This year's UNC had 5 very solid NBA players. Name another team with 4 maybe 5 first rounders for that yrs upcoming draft all on the same team. And the runner up for DPOY who probably won't be drafted. It just doesnt happen. We have to give some credit to Doherty on this. Maybe he's not a great coach, we can't be sure of that but he definetly recruited very well for the Tar Heels.


----------



## apelman42 (Apr 8, 2005)

Im The One said:


> That loss just goes to prove it wasnt Roy's fault he didnt win when he was there. No way they should of lost to Bucknell that was all on the players. The went out they and acted like they didnt care, even after they lost. I'm not just talking about that loss. It's a reference to all those big game loses he's had. What about that lost to Syracuse when the players went out there and acted like they didnt even no they were in a N.C game. That just goes to prove it was never Roy's fault. A coach cant make you go out there a give a damn.


Kansas played a hell of a game against Syracuse, this argument is ridiculous.


----------



## vadimivich (Mar 29, 2004)

I'm The One has passed zagsfan20 as the biggest homer edit on this board. That alone is a huge upset.


----------



## KJay (Sep 22, 2002)

meh, it's not all ROy's fault for the losses. Sometimes inferior teams play bigger than they are


----------



## On Thre3 (Nov 26, 2003)

KJay said:


> meh, it's not all ROy's fault for the losses. Sometimes inferior teams play bigger than they are


im curious, why did you call me a jerk? i was basiccly defending kansas and that was the thanks i get. Well also because ive seen lately since unc won the n.c, that many people think tar heel fans are too cocky and ignorant.


----------



## VincentVega (Oct 12, 2003)

What happens if:

1. Gerry McNamara doesn't have the game of his life against KU in the title game?
2. KU hits a mere 50% of its free throws that game?
3. Wayne Simien is on the court instead of in a suit on the sidelines during that game?

The answer to one, the other, the other, or all three combined is the same.


----------



## JuniorNoboa (Jan 27, 2003)

VincentVega said:


> What happens if:
> 
> 1. Gerry McNamara doesn't have the game of his life against KU in the title game?
> 2. KU hits a mere 50% of its free throws that game?
> ...


1. What if Carmelo does not reinjure his back in the first half, and is rendered to a shell of himself in the second half.

2. What if SU hits FT's at more then an abysmal rate as well (not as abysmal as Kansas)

3. What if SU does not play its sloppiest half of the year in the second half.

....


----------



## Im The One (Sep 1, 2002)

VincentVega said:


> What happens if:
> 
> 1. Gerry McNamara doesn't have the game of his life against KU in the title game?
> 2. KU hits a mere 50% of its free throws that game?
> ...

**RAW RECORDS:**

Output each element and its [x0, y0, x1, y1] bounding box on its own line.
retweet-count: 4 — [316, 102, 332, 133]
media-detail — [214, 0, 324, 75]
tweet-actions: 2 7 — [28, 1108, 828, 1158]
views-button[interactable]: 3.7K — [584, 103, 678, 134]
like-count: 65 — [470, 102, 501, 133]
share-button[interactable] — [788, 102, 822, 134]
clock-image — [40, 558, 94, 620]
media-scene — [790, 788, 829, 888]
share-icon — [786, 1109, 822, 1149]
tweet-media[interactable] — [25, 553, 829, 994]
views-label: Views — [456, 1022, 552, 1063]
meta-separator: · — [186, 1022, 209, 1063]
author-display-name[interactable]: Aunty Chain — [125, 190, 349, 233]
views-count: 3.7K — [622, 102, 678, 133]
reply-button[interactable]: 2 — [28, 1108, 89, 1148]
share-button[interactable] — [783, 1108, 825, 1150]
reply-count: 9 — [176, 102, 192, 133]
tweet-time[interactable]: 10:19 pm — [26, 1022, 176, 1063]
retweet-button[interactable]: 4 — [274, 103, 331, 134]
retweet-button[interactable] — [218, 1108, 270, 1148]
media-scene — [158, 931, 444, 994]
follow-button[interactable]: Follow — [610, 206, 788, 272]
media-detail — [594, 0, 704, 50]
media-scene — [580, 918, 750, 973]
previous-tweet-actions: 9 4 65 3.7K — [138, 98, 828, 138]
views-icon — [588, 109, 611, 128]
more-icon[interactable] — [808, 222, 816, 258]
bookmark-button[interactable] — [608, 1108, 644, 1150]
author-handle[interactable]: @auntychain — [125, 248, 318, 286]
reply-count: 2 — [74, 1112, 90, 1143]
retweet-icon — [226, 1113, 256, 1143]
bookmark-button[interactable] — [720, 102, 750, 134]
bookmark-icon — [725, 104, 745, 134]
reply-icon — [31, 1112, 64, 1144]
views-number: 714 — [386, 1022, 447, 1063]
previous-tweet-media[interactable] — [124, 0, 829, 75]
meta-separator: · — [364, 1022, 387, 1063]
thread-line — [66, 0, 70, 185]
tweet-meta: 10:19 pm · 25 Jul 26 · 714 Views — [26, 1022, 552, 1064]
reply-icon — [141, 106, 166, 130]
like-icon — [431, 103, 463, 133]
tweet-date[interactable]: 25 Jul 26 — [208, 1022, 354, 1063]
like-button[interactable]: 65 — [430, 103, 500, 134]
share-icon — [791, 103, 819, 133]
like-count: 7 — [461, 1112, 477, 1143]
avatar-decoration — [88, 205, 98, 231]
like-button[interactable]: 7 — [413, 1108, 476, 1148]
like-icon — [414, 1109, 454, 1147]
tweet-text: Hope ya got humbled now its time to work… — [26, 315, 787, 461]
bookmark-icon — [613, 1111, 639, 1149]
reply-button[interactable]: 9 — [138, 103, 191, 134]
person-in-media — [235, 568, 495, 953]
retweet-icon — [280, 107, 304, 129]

**DIRECTIONS:**
a) From the college basketball forum thread, return the passage starting with "## vadimivich (Mar" and going on through "(Sep 22, 2002)".
b) Continue the college basketball forum thread from its last line.

**RESULTS:**
a)
## vadimivich (Mar 29, 2004)

I'm The One has passed zagsfan20 as the biggest homer edit on this board. That alone is a huge upset.


----------



## KJay (Sep 22, 2002)

b)
That's exactly my point. Is it the coaches fault the players dont show up for the game? UNC was able to finish the job plain and simple, excuse me for stating the facts. That happened over and over agian during Roy's tenure at Kansas. If he came here earlier not telling how many chapionships he'd have.


Ever since we've won the championship hatred for the heels has been of the charts.


----------



## deranged40 (Jul 18, 2002)

Im The One said:


> Ever since we've won the championship hatred for the heels has been of the charts.


And I wonder if that has to do with idiotic posts like the ones you're making on this thread?


----------



## VincentVega (Oct 12, 2003)

JuniorNoboa said:


> 1. What if Carmelo does not reinjure his back in the first half, and is rendered to a shell of himself in the second half.


Carmelo was hurt so bad he only scored 20 points, pulled down 10 boards and dished out 7 assists...in 37 minutes (most on his team). 



> 2. What if SU hits FT's at more then an abysmal rate as well (not as abysmal as Kansas)


KU's 18 missed FT's is an NCAA title game record. If both KU and Syracuse hit 70% of their free throws, KU wins by 2 points.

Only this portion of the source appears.